*Exercise instructions*.
Take every line from the material that has the word "يكون" in it.

(Dataset records)
>>>>>

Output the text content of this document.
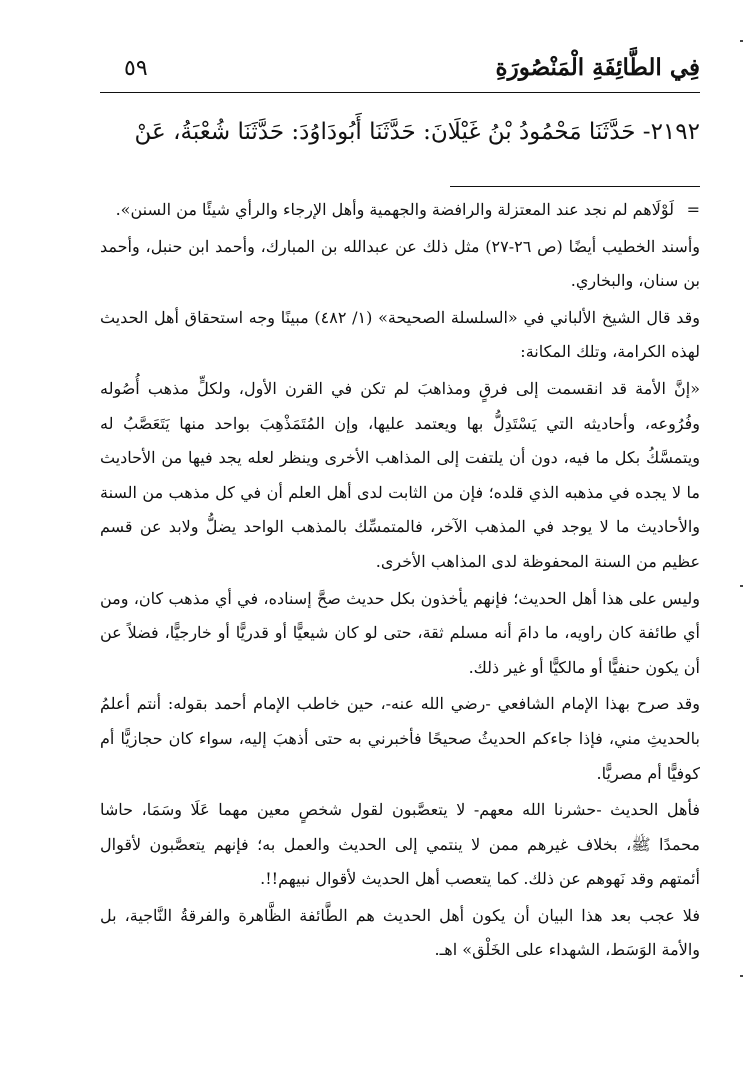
فِي الطَّائِفَةِ الْمَنْصُورَةِ
٥٩
٢١٩٢- حَدَّثَنَا مَحْمُودُ بْنُ غَيْلَانَ: حَدَّثَنَا أَبُودَاوُدَ: حَدَّثَنَا شُعْبَةُ، عَنْ

=
لَوْلَاهم لم نجد عند المعتزلة والرافضة والجهمية وأهل الإرجاء والرأي شيئًا من السنن».

وأسند الخطيب أيضًا (ص ٢٦-٢٧) مثل ذلك عن عبدالله بن المبارك، وأحمد ابن حنبل، وأحمد بن سنان، والبخاري.

وقد قال الشيخ الألباني في «السلسلة الصحيحة» (١/ ٤٨٢) مبينًا وجه استحقاق أهل الحديث لهذه الكرامة، وتلك المكانة:

«إنَّ الأمة قد انقسمت إلى فرقٍ ومذاهبَ لم تكن في القرن الأول، ولكلٍّ مذهب أُصُوله وفُرُوعه، وأحاديثه التي يَسْتَدِلُّ بها ويعتمد عليها، وإن المُتَمَذْهِبَ بواحد منها يَتَعَصَّبُ له ويتمسَّكُ بكل ما فيه، دون أن يلتفت إلى المذاهب الأخرى وينظر لعله يجد فيها من الأحاديث ما لا يجده في مذهبه الذي قلده؛ فإن من الثابت لدى أهل العلم أن في كل مذهب من السنة والأحاديث ما لا يوجد في المذهب الآخر، فالمتمسِّك بالمذهب الواحد يضلُّ ولابد عن قسم عظيم من السنة المحفوظة لدى المذاهب الأخرى.

وليس على هذا أهل الحديث؛ فإنهم يأخذون بكل حديث صحَّ إسناده، في أي مذهب كان، ومن أي طائفة كان راويه، ما دامَ أنه مسلم ثقة، حتى لو كان شيعيًّا أو قدريًّا أو خارجيًّا، فضلاً عن أن يكون حنفيًّا أو مالكيًّا أو غير ذلك.

وقد صرح بهذا الإمام الشافعي -رضي الله عنه-، حين خاطب الإمام أحمد بقوله: أنتم أعلمُ بالحديثِ مني، فإذا جاءكم الحديثُ صحيحًا فأخبرني به حتى أذهبَ إليه، سواء كان حجازيًّا أم كوفيًّا أم مصريًّا.

فأهل الحديث -حشرنا الله معهم- لا يتعصَّبون لقول شخصٍ معين مهما عَلَا وسَمَا، حاشا محمدًا ﷺ، بخلاف غيرهم ممن لا ينتمي إلى الحديث والعمل به؛ فإنهم يتعصَّبون لأقوال أئمتهم وقد نَهوهم عن ذلك. كما يتعصب أهل الحديث لأقوال نبيهم!!.

فلا عجب بعد هذا البيان أن يكون أهل الحديث هم الطَّائفة الظَّاهرة والفرقةُ النَّاجية، بل والأمة الوَسَط، الشهداء على الخَلْق» اهـ.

<<<<<

*Task response*.
وليس على هذا أهل الحديث؛ فإنهم يأخذون بكل حديث صحَّ إسناده، في أي مذهب كان، ومن أي طائفة كان راويه، ما دامَ أنه مسلم ثقة، حتى لو كان شيعيًّا أو قدريًّا أو خارجيًّا، فضلاً عن أن يكون حنفيًّا أو مالكيًّا أو غير ذلك.
فلا عجب بعد هذا البيان أن يكون أهل الحديث هم الطَّائفة الظَّاهرة والفرقةُ النَّاجية، بل والأمة الوَسَط، الشهداء على الخَلْق» اهـ.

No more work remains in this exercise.